> [Kaynak metin]
_ _ _ _ _ _ _

Barmenlikten İmparatorluğa: Harry’s Bar’ın Sıra Dışı Hikayesi


1928 yazı, Venedik.

Varlıklı bir Amerikalı ailenin oğlu olan genç Harry Pickering, teyzesi, onun erkek arkadaşı ve Pekinez cinsi köpekleriyle yaz tatilini geçirmek üzere Venedik’e gelirler. Dönemin seçkin otellerinden biri olan Europa Hotel’de yerleri hazırdır...

Harry’nin Boston’da yaşayan ailesi yaklaşmakta olan büyük ekonomik krize rağmen çocuklarına hiçbir zaman ekonomik sıkıntı yaşatmamış, cebinde harçlığını her zaman bol tutmuşlardı. Ancak Pickeringler oğullarının durumundan pek de memnun sayılmazlardı. Zira Harry cebindeki paranın büyük kısmını alkole harcamaktaydı. Bu duruma çok üzülen Pickering Ailesi oğullarını, teyzesiyle beraber, Venedik’e bir nevi rehabilitasyona göndermişlerdi. Venedik’in ihtişamlı St. Marko Bazilikası, kanalları, piazettaları, köprüleri mutlaka oğullarının ilgisini çekecekti. Venedik’in tarihine, mimarisine dalacak olan Harry de yeni arkadaşlar da edinerek depresif yaşantısından kurtulacaktı. En azından Pickering Ailesi’nin hesapları bu yöndeydi.

Ancak Harry, Venedik’e geldikten sonra pek anlaşamadığı teyzesiyle vakit geçirmek yerine kaldıkları otelin barına takılıyordu. Gündüzleri barda pek kimselerin olmaması Harry’nin daha da çok hoşuna gidiyor, melankolinin dibine vuruyordu. Artık Harry, Europa Hotel barının müdavimlerinden olmuş, barmenler ve garsonlar Amerikalı genci benimsemişlerdi.

Europa Hotel’in barı aynı zamanda Venedikli gençler ağırlıklı olmak üzere, şehrin aristokrasisini de ağırlayan sükseli bir yerdi. Barmenleri de buna göre seçilmişti. Onlardan biri de Giusseppe Cipriani idi. 28 yaşındaki Giusseppe, hazırladığı başarılı kokteyllerin yanı sıra tatlı dili, hoş sohbeti nedeniyle de müşterileri tarafından pek seviliyordu. Giusseppe de Harry’yi artık barın demirbaşlarından bellemiş, zevkle genç adamın içkilerini hazırlamaktaydı.

Kahvaltı sonrası hemen bardaki yerini alan Harry artık alkolizmin pençesine düşmek üzereydi. Alkol düşkünlüğü nedeniyle Harry ile tartışan teyzesi ise bir gün Harry’yi orada bırakarak otelden ayrılmış ve durumu da Boston’daki ailesine bildirmişti. Pickeringler oğullarının bu durumuna karşı önlem olarak harçlıklarını kesme kararı aldılar. Artık Harry için Amerika’ya dönüş vakti gelmişti.

_ _ _ _ _ _ _

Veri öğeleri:
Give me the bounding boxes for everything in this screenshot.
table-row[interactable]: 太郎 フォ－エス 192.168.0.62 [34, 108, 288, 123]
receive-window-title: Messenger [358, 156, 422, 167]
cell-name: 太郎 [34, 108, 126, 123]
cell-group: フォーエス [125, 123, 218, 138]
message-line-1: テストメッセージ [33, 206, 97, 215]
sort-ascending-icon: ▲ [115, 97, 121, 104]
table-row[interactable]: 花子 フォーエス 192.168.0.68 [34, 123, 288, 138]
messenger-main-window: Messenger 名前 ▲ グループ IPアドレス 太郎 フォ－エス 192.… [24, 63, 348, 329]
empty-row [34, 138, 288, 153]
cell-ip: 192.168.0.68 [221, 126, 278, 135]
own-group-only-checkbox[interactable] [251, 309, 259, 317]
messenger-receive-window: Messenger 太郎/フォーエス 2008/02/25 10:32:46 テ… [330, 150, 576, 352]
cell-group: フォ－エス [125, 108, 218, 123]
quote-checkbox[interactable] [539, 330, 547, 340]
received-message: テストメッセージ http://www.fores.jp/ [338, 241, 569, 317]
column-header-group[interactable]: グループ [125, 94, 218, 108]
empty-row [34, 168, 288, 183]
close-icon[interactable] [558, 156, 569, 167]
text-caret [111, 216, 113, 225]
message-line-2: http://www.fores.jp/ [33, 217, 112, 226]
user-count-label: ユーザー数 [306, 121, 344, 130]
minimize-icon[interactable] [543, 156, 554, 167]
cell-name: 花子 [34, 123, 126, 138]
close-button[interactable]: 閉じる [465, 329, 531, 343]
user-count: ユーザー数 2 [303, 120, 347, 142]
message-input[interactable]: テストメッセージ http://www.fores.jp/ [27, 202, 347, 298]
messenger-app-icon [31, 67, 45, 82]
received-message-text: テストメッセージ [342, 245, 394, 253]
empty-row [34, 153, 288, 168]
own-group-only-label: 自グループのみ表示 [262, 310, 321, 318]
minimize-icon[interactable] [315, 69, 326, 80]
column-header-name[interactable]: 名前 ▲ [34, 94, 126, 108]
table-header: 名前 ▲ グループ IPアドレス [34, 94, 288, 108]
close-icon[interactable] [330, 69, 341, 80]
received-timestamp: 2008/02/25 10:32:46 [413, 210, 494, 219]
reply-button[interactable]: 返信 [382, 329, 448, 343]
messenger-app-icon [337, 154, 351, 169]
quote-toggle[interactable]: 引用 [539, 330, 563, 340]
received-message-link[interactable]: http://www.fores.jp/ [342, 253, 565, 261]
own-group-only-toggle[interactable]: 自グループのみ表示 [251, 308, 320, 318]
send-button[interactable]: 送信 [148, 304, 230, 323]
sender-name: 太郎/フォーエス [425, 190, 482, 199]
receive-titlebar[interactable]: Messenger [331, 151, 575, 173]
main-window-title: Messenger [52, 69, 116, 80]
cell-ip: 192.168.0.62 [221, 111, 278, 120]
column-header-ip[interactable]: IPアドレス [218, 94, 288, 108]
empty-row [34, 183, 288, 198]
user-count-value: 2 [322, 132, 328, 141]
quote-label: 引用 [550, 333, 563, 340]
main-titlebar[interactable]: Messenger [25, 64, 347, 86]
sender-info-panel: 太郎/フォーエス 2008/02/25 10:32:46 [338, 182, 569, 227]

_ _ _ _ _ _ _

> [Verilen problem A] Kaynak metne göre Giusseppe Cipriani kaç yaşındaydı?
> [Verilen problem B] Veri öğelerindeki ilk satırdan "cell-ip: 192.168.0.68 [221, 126, 278, 135]" içeren satıra kadar uzanan bölümü, iki uç da dahil, "No" ve "Satır" sütunlarından oluşan bir Markdown tablosu olarak ifade edin. Boş satırları dahil etmeyin.

> [Alıştırma sonucu A] 28 yaşındaydı.

> [Alıştırma sonucu B]
| No | Satır |
|---|---|
| 1 | Give me the bounding boxes for everything in this screenshot. |
| 2 | table-row[interactable]: 太郎 フォ－エス 192.168.0.62 [34, 108, 288, 123] |
| 3 | receive-window-title: Messenger [358, 156, 422, 167] |
| 4 | cell-name: 太郎 [34, 108, 126, 123] |
| 5 | cell-group: フォーエス [125, 123, 218, 138] |
| 6 | message-line-1: テストメッセージ [33, 206, 97, 215] |
| 7 | sort-ascending-icon: ▲ [115, 97, 121, 104] |
| 8 | table-row[interactable]: 花子 フォーエス 192.168.0.68 [34, 123, 288, 138] |
| 9 | messenger-main-window: Messenger 名前 ▲ グループ IPアドレス 太郎 フォ－エス 192.… [24, 63, 348, 329] |
| 10 | empty-row [34, 138, 288, 153] |
| 11 | cell-ip: 192.168.0.68 [221, 126, 278, 135] |